### Data for this exercise

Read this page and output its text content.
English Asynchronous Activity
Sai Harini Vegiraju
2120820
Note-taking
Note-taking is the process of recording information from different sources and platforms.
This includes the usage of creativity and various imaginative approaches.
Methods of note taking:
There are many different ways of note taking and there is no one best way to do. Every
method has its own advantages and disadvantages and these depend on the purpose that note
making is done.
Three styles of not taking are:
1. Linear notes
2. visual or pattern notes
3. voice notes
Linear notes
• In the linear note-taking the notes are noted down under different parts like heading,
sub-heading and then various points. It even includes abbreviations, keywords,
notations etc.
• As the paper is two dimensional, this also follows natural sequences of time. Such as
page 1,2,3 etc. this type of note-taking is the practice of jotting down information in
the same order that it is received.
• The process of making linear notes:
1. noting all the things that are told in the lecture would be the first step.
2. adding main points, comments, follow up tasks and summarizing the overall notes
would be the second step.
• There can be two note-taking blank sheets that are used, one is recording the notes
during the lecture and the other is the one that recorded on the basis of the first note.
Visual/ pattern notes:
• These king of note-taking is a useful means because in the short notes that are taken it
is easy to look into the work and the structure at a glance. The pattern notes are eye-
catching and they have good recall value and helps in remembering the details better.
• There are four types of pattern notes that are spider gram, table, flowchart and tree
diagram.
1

######

Would you copy out each line exactly as written?

Read this page and output its text content.
English Asynchronous Activity
Sai Harini Vegiraju
2120820
Note-taking
Note-taking is the process of recording information from different sources and platforms.
This includes the usage of creativity and various imaginative approaches.
Methods of note taking:
There are many different ways of note taking and there is no one best way to do. Every
method has its own advantages and disadvantages and these depend on the purpose that note
making is done.
Three styles of not taking are:
1. Linear notes
2. visual or pattern notes
3. voice notes
Linear notes
• In the linear note-taking the notes are noted down under different parts like heading,
sub-heading and then various points. It even includes abbreviations, keywords,
notations etc.
• As the paper is two dimensional, this also follows natural sequences of time. Such as
page 1,2,3 etc. this type of note-taking is the practice of jotting down information in
the same order that it is received.
• The process of making linear notes:
1. noting all the things that are told in the lecture would be the first step.
2. adding main points, comments, follow up tasks and summarizing the overall notes
would be the second step.
• There can be two note-taking blank sheets that are used, one is recording the notes
during the lecture and the other is the one that recorded on the basis of the first note.
Visual/ pattern notes:
• These king of note-taking is a useful means because in the short notes that are taken it
is easy to look into the work and the structure at a glance. The pattern notes are eye-
catching and they have good recall value and helps in remembering the details better.
• There are four types of pattern notes that are spider gram, table, flowchart and tree
diagram.
1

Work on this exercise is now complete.